--- WRITTEN EXERCISE ---
Every line that holds "this" should be shown.

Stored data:
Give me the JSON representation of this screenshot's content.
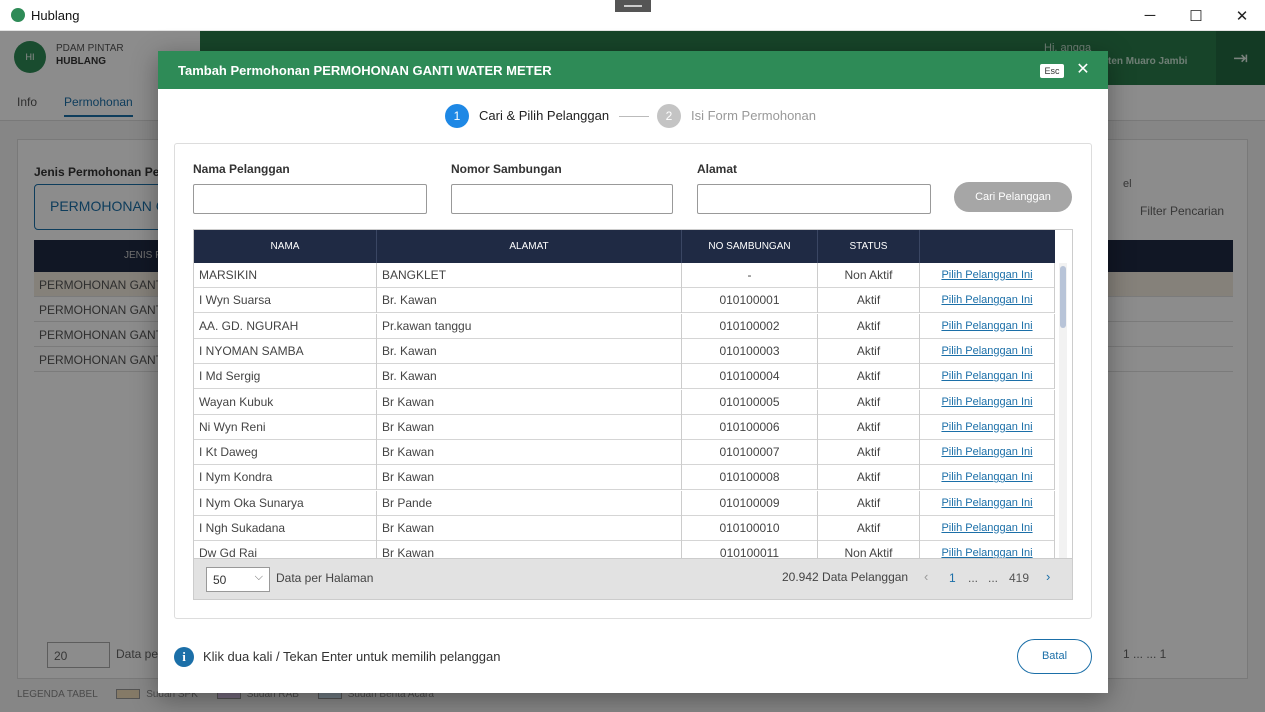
{
  "window": {
    "title": "Hublang",
    "controls": {
      "minimize": "─",
      "maximize": "☐",
      "close": "✕"
    }
  },
  "background": {
    "brand_line1": "PDAM PINTAR",
    "brand_line2": "HUBLANG",
    "logo_text": "HI",
    "user_greeting": "Hi, angga",
    "location": "ten Muaro Jambi",
    "tabs": [
      "Info",
      "Permohonan"
    ],
    "jenis_label": "Jenis Permohonan Pela",
    "jenis_value": "PERMOHONAN G",
    "tool_label": "el",
    "filter_label": "Filter Pencarian",
    "table_header": "JENIS P",
    "rows": [
      "PERMOHONAN GANTI",
      "PERMOHONAN GANTI",
      "PERMOHONAN GANTI",
      "PERMOHONAN GANTI"
    ],
    "footer_per_page": "20",
    "footer_label": "Data per",
    "footer_pagination": "1   ...   ...   1",
    "legend_label": "LEGENDA TABEL",
    "legend_items": [
      "Sudah SPK",
      "Sudah RAB",
      "Sudah Berita Acara"
    ]
  },
  "modal": {
    "title": "Tambah Permohonan PERMOHONAN GANTI WATER METER",
    "esc_badge": "Esc",
    "close_icon": "✕",
    "steps": [
      {
        "number": "1",
        "label": "Cari & Pilih Pelanggan",
        "active": true
      },
      {
        "number": "2",
        "label": "Isi Form Permohonan",
        "active": false
      }
    ],
    "colors": {
      "primary": "#2e8b57",
      "accent": "#1b6fa8",
      "step_active": "#1e88e5",
      "step_inactive": "#c4c4c4"
    },
    "search": {
      "nama_label": "Nama Pelanggan",
      "nama_value": "",
      "sambungan_label": "Nomor Sambungan",
      "sambungan_value": "",
      "alamat_label": "Alamat",
      "alamat_value": "",
      "button": "Cari Pelanggan"
    },
    "table": {
      "columns": [
        "NAMA",
        "ALAMAT",
        "NO SAMBUNGAN",
        "STATUS",
        ""
      ],
      "action_label": "Pilih Pelanggan Ini",
      "rows": [
        {
          "nama": "MARSIKIN",
          "alamat": "BANGKLET",
          "no": "-",
          "status": "Non Aktif"
        },
        {
          "nama": "I Wyn Suarsa",
          "alamat": "Br. Kawan",
          "no": "010100001",
          "status": "Aktif"
        },
        {
          "nama": "AA. GD. NGURAH",
          "alamat": "Pr.kawan tanggu",
          "no": "010100002",
          "status": "Aktif"
        },
        {
          "nama": "I NYOMAN SAMBA",
          "alamat": "Br. Kawan",
          "no": "010100003",
          "status": "Aktif"
        },
        {
          "nama": "I Md Sergig",
          "alamat": "Br. Kawan",
          "no": "010100004",
          "status": "Aktif"
        },
        {
          "nama": "Wayan Kubuk",
          "alamat": "Br Kawan",
          "no": "010100005",
          "status": "Aktif"
        },
        {
          "nama": "Ni Wyn Reni",
          "alamat": "Br Kawan",
          "no": "010100006",
          "status": "Aktif"
        },
        {
          "nama": "I Kt Daweg",
          "alamat": "Br Kawan",
          "no": "010100007",
          "status": "Aktif"
        },
        {
          "nama": "I Nym Kondra",
          "alamat": "Br Kawan",
          "no": "010100008",
          "status": "Aktif"
        },
        {
          "nama": "I Nym Oka Sunarya",
          "alamat": "Br Pande",
          "no": "010100009",
          "status": "Aktif"
        },
        {
          "nama": "I Ngh Sukadana",
          "alamat": "Br Kawan",
          "no": "010100010",
          "status": "Aktif"
        },
        {
          "nama": "Dw Gd Rai",
          "alamat": "Br Kawan",
          "no": "010100011",
          "status": "Non Aktif"
        }
      ]
    },
    "footer": {
      "per_page": "50",
      "per_page_label": "Data per Halaman",
      "total": "20.942 Data Pelanggan",
      "page_current": "1",
      "page_ellipsis1": "...",
      "page_ellipsis2": "...",
      "page_last": "419",
      "prev_icon": "‹",
      "next_icon": "›"
    },
    "hint": "Klik dua kali  / Tekan Enter untuk memilih pelanggan",
    "cancel_button": "Batal"
  }
}
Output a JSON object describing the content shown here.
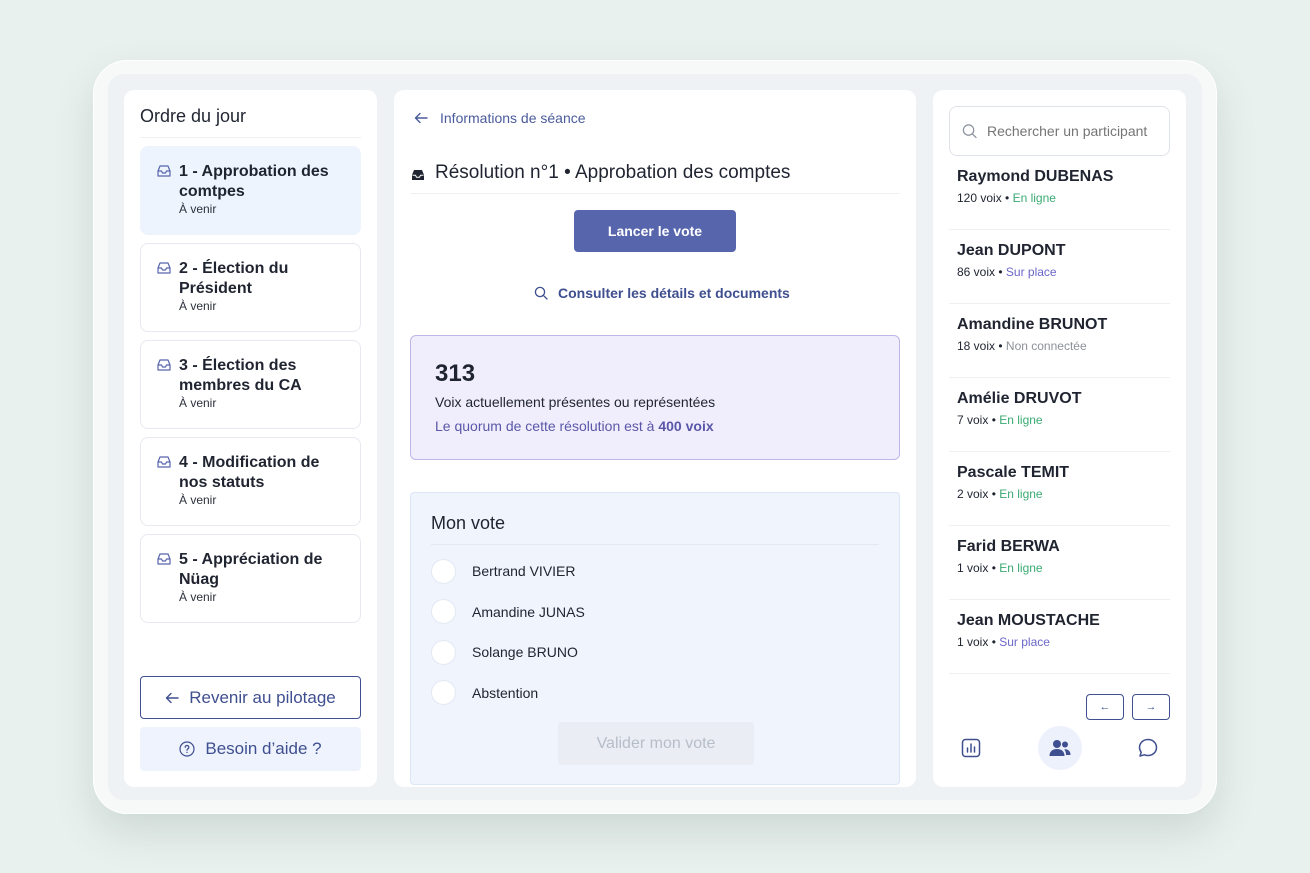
{
  "agenda": {
    "title": "Ordre du jour",
    "items": [
      {
        "title": "1 - Approbation des comtpes",
        "status": "À venir"
      },
      {
        "title": "2 - Élection du Président",
        "status": "À venir"
      },
      {
        "title": "3 - Élection des membres du CA",
        "status": "À venir"
      },
      {
        "title": "4 - Modification de nos statuts",
        "status": "À venir"
      },
      {
        "title": "5 - Appréciation de Nüag",
        "status": "À venir"
      }
    ],
    "back_label": "Revenir au pilotage",
    "help_label": "Besoin d’aide ?"
  },
  "main": {
    "breadcrumb": "Informations de séance",
    "resolution_title": "Résolution n°1 • Approbation des comptes",
    "launch_label": "Lancer le vote",
    "consult_label": "Consulter les détails et documents",
    "quorum": {
      "count": "313",
      "line1": "Voix actuellement présentes ou représentées",
      "line2_prefix": "Le quorum de cette résolution est à ",
      "line2_value": "400 voix"
    },
    "vote": {
      "title": "Mon vote",
      "options": [
        "Bertrand VIVIER",
        "Amandine JUNAS",
        "Solange BRUNO",
        "Abstention"
      ],
      "validate_label": "Valider mon vote"
    }
  },
  "participants": {
    "search_placeholder": "Rechercher un participant",
    "list": [
      {
        "name": "Raymond DUBENAS",
        "voices": "120 voix",
        "status": "En ligne"
      },
      {
        "name": "Jean DUPONT",
        "voices": "86 voix",
        "status": "Sur place"
      },
      {
        "name": "Amandine BRUNOT",
        "voices": "18 voix",
        "status": "Non connectée"
      },
      {
        "name": "Amélie DRUVOT",
        "voices": "7 voix",
        "status": "En ligne"
      },
      {
        "name": "Pascale TEMIT",
        "voices": "2 voix",
        "status": "En ligne"
      },
      {
        "name": "Farid BERWA",
        "voices": "1 voix",
        "status": "En ligne"
      },
      {
        "name": "Jean MOUSTACHE",
        "voices": "1 voix",
        "status": "Sur place"
      }
    ],
    "separator": " • ",
    "pager_prev": "←",
    "pager_next": "→",
    "tabs": [
      "chart-icon",
      "users-icon",
      "chat-icon"
    ]
  }
}
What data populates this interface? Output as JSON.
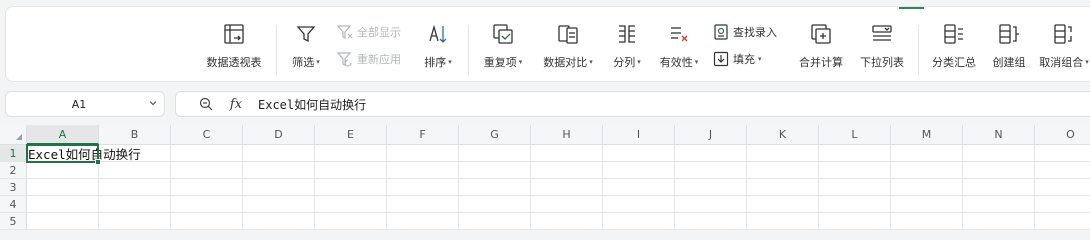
{
  "ribbon": {
    "pivot_table": "数据透视表",
    "filter": "筛选",
    "show_all": "全部显示",
    "reapply": "重新应用",
    "sort": "排序",
    "duplicates": "重复项",
    "data_compare": "数据对比",
    "split_column": "分列",
    "validity": "有效性",
    "find_entry": "查找录入",
    "fill": "填充",
    "consolidate": "合并计算",
    "dropdown_list": "下拉列表",
    "subtotal": "分类汇总",
    "create_group": "创建组",
    "ungroup": "取消组合"
  },
  "formula_bar": {
    "cell_ref": "A1",
    "fx_label": "fx",
    "value": "Excel如何自动换行"
  },
  "grid": {
    "columns": [
      "A",
      "B",
      "C",
      "D",
      "E",
      "F",
      "G",
      "H",
      "I",
      "J",
      "K",
      "L",
      "M",
      "N",
      "O"
    ],
    "rows": [
      "1",
      "2",
      "3",
      "4",
      "5"
    ],
    "cells": {
      "A1": "Excel如何自动换行"
    },
    "selected_cell": "A1"
  },
  "colors": {
    "accent": "#217346",
    "header_bg": "#f5f6f7",
    "gridline": "#e4e6e8"
  },
  "icons": {
    "pivot_table": "pivot-table-icon",
    "filter": "funnel-icon",
    "sort": "sort-icon",
    "duplicates": "duplicates-icon",
    "data_compare": "compare-icon",
    "split_column": "split-column-icon",
    "validity": "validity-icon",
    "find_entry": "find-entry-icon",
    "fill": "fill-icon",
    "consolidate": "consolidate-icon",
    "dropdown_list": "dropdown-list-icon",
    "subtotal": "subtotal-icon",
    "create_group": "group-icon",
    "ungroup": "ungroup-icon",
    "zoom": "zoom-icon"
  }
}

--- CORRECT RESULT ---
Give me the JSON representation of this screenshot's content.
What data populates this interface? Output as JSON.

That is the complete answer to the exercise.